──────── DATA EXCERPTS

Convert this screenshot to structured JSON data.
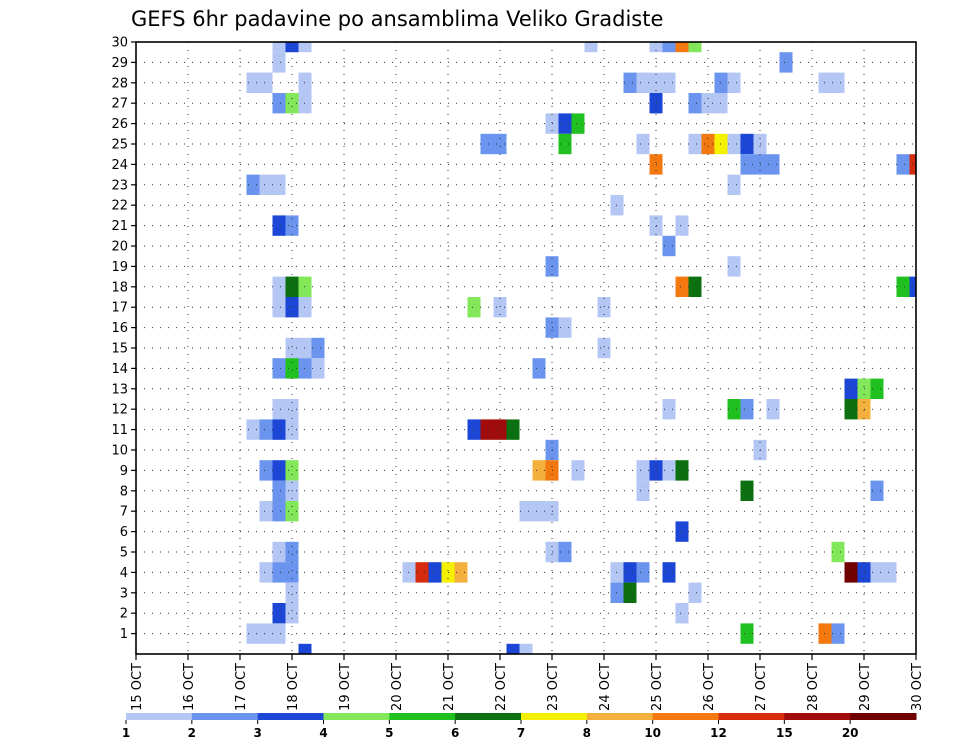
{
  "chart_data": {
    "type": "heatmap",
    "title": "GEFS 6hr padavine po ansamblima Veliko Gradiste",
    "xlabel": "",
    "ylabel": "",
    "x_ticks": [
      "15 OCT",
      "16 OCT",
      "17 OCT",
      "18 OCT",
      "19 OCT",
      "20 OCT",
      "21 OCT",
      "22 OCT",
      "23 OCT",
      "24 OCT",
      "25 OCT",
      "26 OCT",
      "27 OCT",
      "28 OCT",
      "29 OCT",
      "30 OCT"
    ],
    "y_ticks": [
      "1",
      "2",
      "3",
      "4",
      "5",
      "6",
      "7",
      "8",
      "9",
      "10",
      "11",
      "12",
      "13",
      "14",
      "15",
      "16",
      "17",
      "18",
      "19",
      "20",
      "21",
      "22",
      "23",
      "24",
      "25",
      "26",
      "27",
      "28",
      "29",
      "30"
    ],
    "x_range_days": [
      0,
      15
    ],
    "step_days": 0.25,
    "y_range_members": [
      0,
      30
    ],
    "grid": "dotted",
    "legend_placement": "bottom",
    "colorbar": {
      "labels": [
        "1",
        "2",
        "3",
        "4",
        "5",
        "6",
        "7",
        "8",
        "10",
        "12",
        "15",
        "20"
      ],
      "colors": [
        "#b3c6f4",
        "#6a94ee",
        "#1c46d6",
        "#82e85a",
        "#20c020",
        "#0c7010",
        "#f4f000",
        "#f4b03c",
        "#f47810",
        "#d42c0c",
        "#a00c0c",
        "#700000"
      ]
    },
    "cells": [
      {
        "m": 30,
        "x": [
          2.75,
          3
        ],
        "c": 0
      },
      {
        "m": 30,
        "x": [
          3
        ],
        "c": 2
      },
      {
        "m": 30,
        "x": [
          3.25
        ],
        "c": 0
      },
      {
        "m": 30,
        "x": [
          8.75
        ],
        "c": 0
      },
      {
        "m": 30,
        "x": [
          10
        ],
        "c": 0
      },
      {
        "m": 30,
        "x": [
          10.25
        ],
        "c": 1
      },
      {
        "m": 30,
        "x": [
          10.5
        ],
        "c": 8
      },
      {
        "m": 30,
        "x": [
          10.75
        ],
        "c": 3
      },
      {
        "m": 29,
        "x": [
          2.75
        ],
        "c": 0
      },
      {
        "m": 29,
        "x": [
          12.5
        ],
        "c": 1
      },
      {
        "m": 28,
        "x": [
          2.25,
          2.5
        ],
        "c": 0
      },
      {
        "m": 28,
        "x": [
          3.25
        ],
        "c": 0
      },
      {
        "m": 28,
        "x": [
          9.5
        ],
        "c": 1
      },
      {
        "m": 28,
        "x": [
          9.75,
          10,
          10.25
        ],
        "c": 0
      },
      {
        "m": 28,
        "x": [
          11.25
        ],
        "c": 1
      },
      {
        "m": 28,
        "x": [
          11.5
        ],
        "c": 0
      },
      {
        "m": 28,
        "x": [
          13.25,
          13.5
        ],
        "c": 0
      },
      {
        "m": 27,
        "x": [
          2.75
        ],
        "c": 1
      },
      {
        "m": 27,
        "x": [
          3
        ],
        "c": 3
      },
      {
        "m": 27,
        "x": [
          3.25
        ],
        "c": 0
      },
      {
        "m": 27,
        "x": [
          10
        ],
        "c": 2
      },
      {
        "m": 27,
        "x": [
          10.75
        ],
        "c": 1
      },
      {
        "m": 27,
        "x": [
          11,
          11.25
        ],
        "c": 0
      },
      {
        "m": 26,
        "x": [
          8
        ],
        "c": 0
      },
      {
        "m": 26,
        "x": [
          8.25
        ],
        "c": 2
      },
      {
        "m": 26,
        "x": [
          8.5
        ],
        "c": 4
      },
      {
        "m": 25,
        "x": [
          6.75,
          7
        ],
        "c": 1
      },
      {
        "m": 25,
        "x": [
          8.25
        ],
        "c": 4
      },
      {
        "m": 25,
        "x": [
          9.75
        ],
        "c": 0
      },
      {
        "m": 25,
        "x": [
          10.75
        ],
        "c": 0
      },
      {
        "m": 25,
        "x": [
          11
        ],
        "c": 8
      },
      {
        "m": 25,
        "x": [
          11.25
        ],
        "c": 6
      },
      {
        "m": 25,
        "x": [
          11.5
        ],
        "c": 0
      },
      {
        "m": 25,
        "x": [
          11.75
        ],
        "c": 2
      },
      {
        "m": 25,
        "x": [
          12
        ],
        "c": 0
      },
      {
        "m": 24,
        "x": [
          10
        ],
        "c": 8
      },
      {
        "m": 24,
        "x": [
          11.75,
          12,
          12.25
        ],
        "c": 1
      },
      {
        "m": 24,
        "x": [
          14.75
        ],
        "c": 1
      },
      {
        "m": 24,
        "x": [
          15
        ],
        "c": 9
      },
      {
        "m": 23,
        "x": [
          2.25
        ],
        "c": 1
      },
      {
        "m": 23,
        "x": [
          2.5,
          2.75
        ],
        "c": 0
      },
      {
        "m": 23,
        "x": [
          11.5
        ],
        "c": 0
      },
      {
        "m": 22,
        "x": [
          9.25
        ],
        "c": 0
      },
      {
        "m": 21,
        "x": [
          2.75
        ],
        "c": 2
      },
      {
        "m": 21,
        "x": [
          3
        ],
        "c": 1
      },
      {
        "m": 21,
        "x": [
          10
        ],
        "c": 0
      },
      {
        "m": 21,
        "x": [
          10.5
        ],
        "c": 0
      },
      {
        "m": 20,
        "x": [
          10.25
        ],
        "c": 1
      },
      {
        "m": 19,
        "x": [
          8
        ],
        "c": 1
      },
      {
        "m": 19,
        "x": [
          11.5
        ],
        "c": 0
      },
      {
        "m": 18,
        "x": [
          2.75
        ],
        "c": 0
      },
      {
        "m": 18,
        "x": [
          3
        ],
        "c": 5
      },
      {
        "m": 18,
        "x": [
          3.25
        ],
        "c": 3
      },
      {
        "m": 18,
        "x": [
          10.5
        ],
        "c": 8
      },
      {
        "m": 18,
        "x": [
          10.75
        ],
        "c": 5
      },
      {
        "m": 18,
        "x": [
          14.75
        ],
        "c": 4
      },
      {
        "m": 18,
        "x": [
          15
        ],
        "c": 2
      },
      {
        "m": 17,
        "x": [
          2.75
        ],
        "c": 0
      },
      {
        "m": 17,
        "x": [
          3
        ],
        "c": 2
      },
      {
        "m": 17,
        "x": [
          3.25
        ],
        "c": 0
      },
      {
        "m": 17,
        "x": [
          6.5
        ],
        "c": 3
      },
      {
        "m": 17,
        "x": [
          7
        ],
        "c": 0
      },
      {
        "m": 17,
        "x": [
          9
        ],
        "c": 0
      },
      {
        "m": 16,
        "x": [
          8
        ],
        "c": 1
      },
      {
        "m": 16,
        "x": [
          8.25
        ],
        "c": 0
      },
      {
        "m": 15,
        "x": [
          3,
          3.25
        ],
        "c": 0
      },
      {
        "m": 15,
        "x": [
          3.5
        ],
        "c": 1
      },
      {
        "m": 15,
        "x": [
          9
        ],
        "c": 0
      },
      {
        "m": 14,
        "x": [
          2.75
        ],
        "c": 1
      },
      {
        "m": 14,
        "x": [
          3
        ],
        "c": 4
      },
      {
        "m": 14,
        "x": [
          3.25
        ],
        "c": 1
      },
      {
        "m": 14,
        "x": [
          3.5
        ],
        "c": 0
      },
      {
        "m": 14,
        "x": [
          7.75
        ],
        "c": 1
      },
      {
        "m": 13,
        "x": [
          13.75
        ],
        "c": 2
      },
      {
        "m": 13,
        "x": [
          14
        ],
        "c": 3
      },
      {
        "m": 13,
        "x": [
          14.25
        ],
        "c": 4
      },
      {
        "m": 12,
        "x": [
          2.75,
          3
        ],
        "c": 0
      },
      {
        "m": 12,
        "x": [
          10.25
        ],
        "c": 0
      },
      {
        "m": 12,
        "x": [
          11.5
        ],
        "c": 4
      },
      {
        "m": 12,
        "x": [
          11.75
        ],
        "c": 1
      },
      {
        "m": 12,
        "x": [
          12.25
        ],
        "c": 0
      },
      {
        "m": 12,
        "x": [
          13.75
        ],
        "c": 5
      },
      {
        "m": 12,
        "x": [
          14
        ],
        "c": 7
      },
      {
        "m": 11,
        "x": [
          2.25
        ],
        "c": 0
      },
      {
        "m": 11,
        "x": [
          2.5
        ],
        "c": 1
      },
      {
        "m": 11,
        "x": [
          2.75
        ],
        "c": 2
      },
      {
        "m": 11,
        "x": [
          3
        ],
        "c": 0
      },
      {
        "m": 11,
        "x": [
          6.5
        ],
        "c": 2
      },
      {
        "m": 11,
        "x": [
          6.75,
          7
        ],
        "c": 10
      },
      {
        "m": 11,
        "x": [
          7.25
        ],
        "c": 5
      },
      {
        "m": 10,
        "x": [
          8
        ],
        "c": 1
      },
      {
        "m": 10,
        "x": [
          12
        ],
        "c": 0
      },
      {
        "m": 9,
        "x": [
          2.5
        ],
        "c": 1
      },
      {
        "m": 9,
        "x": [
          2.75
        ],
        "c": 2
      },
      {
        "m": 9,
        "x": [
          3
        ],
        "c": 3
      },
      {
        "m": 9,
        "x": [
          7.75
        ],
        "c": 7
      },
      {
        "m": 9,
        "x": [
          8
        ],
        "c": 8
      },
      {
        "m": 9,
        "x": [
          8.5
        ],
        "c": 0
      },
      {
        "m": 9,
        "x": [
          9.75
        ],
        "c": 0
      },
      {
        "m": 9,
        "x": [
          10
        ],
        "c": 2
      },
      {
        "m": 9,
        "x": [
          10.25
        ],
        "c": 0
      },
      {
        "m": 9,
        "x": [
          10.5
        ],
        "c": 5
      },
      {
        "m": 8,
        "x": [
          2.75
        ],
        "c": 1
      },
      {
        "m": 8,
        "x": [
          3
        ],
        "c": 0
      },
      {
        "m": 8,
        "x": [
          9.75
        ],
        "c": 0
      },
      {
        "m": 8,
        "x": [
          11.75
        ],
        "c": 5
      },
      {
        "m": 8,
        "x": [
          14.25
        ],
        "c": 1
      },
      {
        "m": 7,
        "x": [
          2.5
        ],
        "c": 0
      },
      {
        "m": 7,
        "x": [
          2.75
        ],
        "c": 1
      },
      {
        "m": 7,
        "x": [
          3
        ],
        "c": 3
      },
      {
        "m": 7,
        "x": [
          7.5,
          7.75,
          8
        ],
        "c": 0
      },
      {
        "m": 6,
        "x": [
          10.5
        ],
        "c": 2
      },
      {
        "m": 5,
        "x": [
          2.75
        ],
        "c": 0
      },
      {
        "m": 5,
        "x": [
          3
        ],
        "c": 1
      },
      {
        "m": 5,
        "x": [
          8
        ],
        "c": 0
      },
      {
        "m": 5,
        "x": [
          8.25
        ],
        "c": 1
      },
      {
        "m": 5,
        "x": [
          13.5
        ],
        "c": 3
      },
      {
        "m": 4,
        "x": [
          2.5
        ],
        "c": 0
      },
      {
        "m": 4,
        "x": [
          2.75,
          3
        ],
        "c": 1
      },
      {
        "m": 4,
        "x": [
          5.25
        ],
        "c": 0
      },
      {
        "m": 4,
        "x": [
          5.5
        ],
        "c": 9
      },
      {
        "m": 4,
        "x": [
          5.75
        ],
        "c": 2
      },
      {
        "m": 4,
        "x": [
          6
        ],
        "c": 6
      },
      {
        "m": 4,
        "x": [
          6.25
        ],
        "c": 7
      },
      {
        "m": 4,
        "x": [
          9.25
        ],
        "c": 0
      },
      {
        "m": 4,
        "x": [
          9.5
        ],
        "c": 2
      },
      {
        "m": 4,
        "x": [
          9.75
        ],
        "c": 1
      },
      {
        "m": 4,
        "x": [
          10.25
        ],
        "c": 2
      },
      {
        "m": 4,
        "x": [
          13.75
        ],
        "c": 11
      },
      {
        "m": 4,
        "x": [
          14
        ],
        "c": 2
      },
      {
        "m": 4,
        "x": [
          14.25,
          14.5
        ],
        "c": 0
      },
      {
        "m": 3,
        "x": [
          3
        ],
        "c": 0
      },
      {
        "m": 3,
        "x": [
          9.25
        ],
        "c": 1
      },
      {
        "m": 3,
        "x": [
          9.5
        ],
        "c": 5
      },
      {
        "m": 3,
        "x": [
          10.75
        ],
        "c": 0
      },
      {
        "m": 2,
        "x": [
          2.75
        ],
        "c": 2
      },
      {
        "m": 2,
        "x": [
          3
        ],
        "c": 0
      },
      {
        "m": 2,
        "x": [
          10.5
        ],
        "c": 0
      },
      {
        "m": 1,
        "x": [
          2.25,
          2.5,
          2.75
        ],
        "c": 0
      },
      {
        "m": 1,
        "x": [
          11.75
        ],
        "c": 4
      },
      {
        "m": 1,
        "x": [
          13.25
        ],
        "c": 8
      },
      {
        "m": 1,
        "x": [
          13.5
        ],
        "c": 1
      },
      {
        "m": 0,
        "x": [
          3.25
        ],
        "c": 2
      },
      {
        "m": 0,
        "x": [
          7.25
        ],
        "c": 2
      },
      {
        "m": 0,
        "x": [
          7.5
        ],
        "c": 0
      }
    ]
  }
}
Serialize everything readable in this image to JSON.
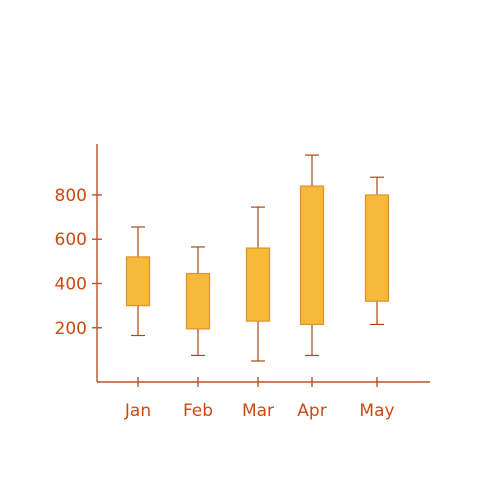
{
  "chart_data": {
    "type": "candlestick",
    "categories": [
      "Jan",
      "Feb",
      "Mar",
      "Apr",
      "May"
    ],
    "boxes": [
      {
        "category": "Jan",
        "low": 165,
        "box_low": 300,
        "box_high": 520,
        "high": 655
      },
      {
        "category": "Feb",
        "low": 75,
        "box_low": 195,
        "box_high": 445,
        "high": 565
      },
      {
        "category": "Mar",
        "low": 50,
        "box_low": 230,
        "box_high": 560,
        "high": 745
      },
      {
        "category": "Apr",
        "low": 75,
        "box_low": 215,
        "box_high": 840,
        "high": 980
      },
      {
        "category": "May",
        "low": 215,
        "box_low": 320,
        "box_high": 800,
        "high": 880
      }
    ],
    "y_ticks": [
      200,
      400,
      600,
      800
    ],
    "ylim": [
      -45,
      1030
    ],
    "grid": false,
    "colors": {
      "box_fill": "#f6b93b",
      "box_stroke": "#e0922a",
      "axis": "#b5542a",
      "labels": "#cc4a10"
    }
  }
}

────────────────

▶ TASK OBJECTIVE:
List every line in the records above that contains the word "category".

▶ RESPONSE BELOW:
        "category": "Jan",
        "category": "Feb",
        "category": "Mar",
        "category": "Apr",
        "category": "May",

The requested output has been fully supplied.